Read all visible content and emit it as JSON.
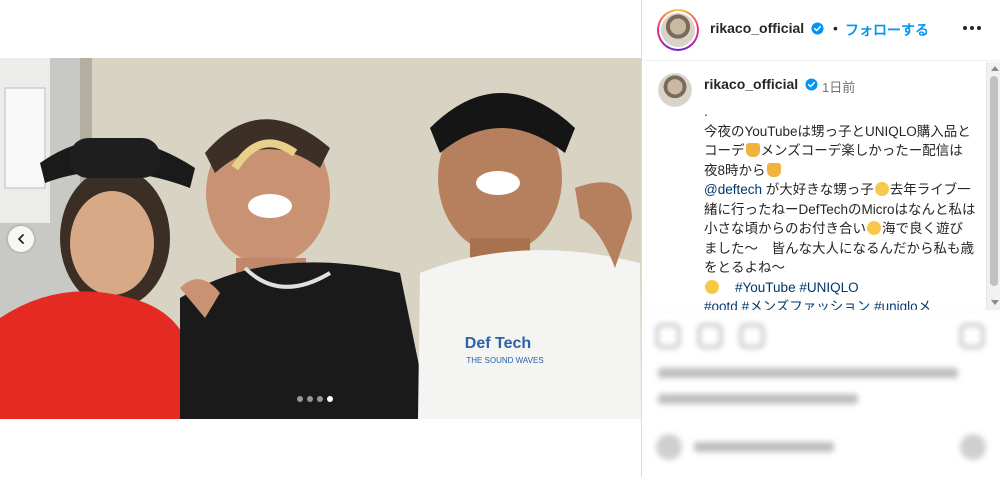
{
  "post": {
    "username": "rikaco_official",
    "follow_label": "フォローする",
    "separator": "•",
    "time_ago": "1日前",
    "caption_intro": ".",
    "caption_p1a": "今夜のYouTubeは甥っ子とUNIQLO購入品とコーデ",
    "caption_p1b": "メンズコーデ楽しかったー配信は夜8時から",
    "mention": "@deftech",
    "caption_p2a": " が大好きな甥っ子",
    "caption_p2b": "去年ライブ一緒に行ったねーDefTechのMicroはなんと私は小さな頃からのお付き合い",
    "caption_p2c": "海で良く遊びました〜　皆んな大人になるんだから私も歳をとるよね〜",
    "hashtag1": "#YouTube",
    "hashtag2": "#UNIQLO",
    "hashtag3": "#ootd",
    "hashtag4": "#メンズファッション",
    "hashtag5": "#uniqloメ"
  },
  "carousel": {
    "slide_count": 4,
    "active_index": 3
  },
  "colors": {
    "follow": "#0095f6",
    "link": "#00376b",
    "verified": "#0095f6"
  },
  "icons": [
    "chevron-left-icon",
    "verified-badge-icon",
    "more-options-icon"
  ]
}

## [What the task asks]
Repeat the records in full, exactly as they appear, without the pictures.

## [Response]
Read all visible content and emit it as JSON.
{
  "post": {
    "username": "rikaco_official",
    "follow_label": "フォローする",
    "separator": "•",
    "time_ago": "1日前",
    "caption_intro": ".",
    "caption_p1a": "今夜のYouTubeは甥っ子とUNIQLO購入品とコーデ",
    "caption_p1b": "メンズコーデ楽しかったー配信は夜8時から",
    "mention": "@deftech",
    "caption_p2a": " が大好きな甥っ子",
    "caption_p2b": "去年ライブ一緒に行ったねーDefTechのMicroはなんと私は小さな頃からのお付き合い",
    "caption_p2c": "海で良く遊びました〜　皆んな大人になるんだから私も歳をとるよね〜",
    "hashtag1": "#YouTube",
    "hashtag2": "#UNIQLO",
    "hashtag3": "#ootd",
    "hashtag4": "#メンズファッション",
    "hashtag5": "#uniqloメ"
  },
  "carousel": {
    "slide_count": 4,
    "active_index": 3
  },
  "colors": {
    "follow": "#0095f6",
    "link": "#00376b",
    "verified": "#0095f6"
  },
  "icons": [
    "chevron-left-icon",
    "verified-badge-icon",
    "more-options-icon"
  ]
}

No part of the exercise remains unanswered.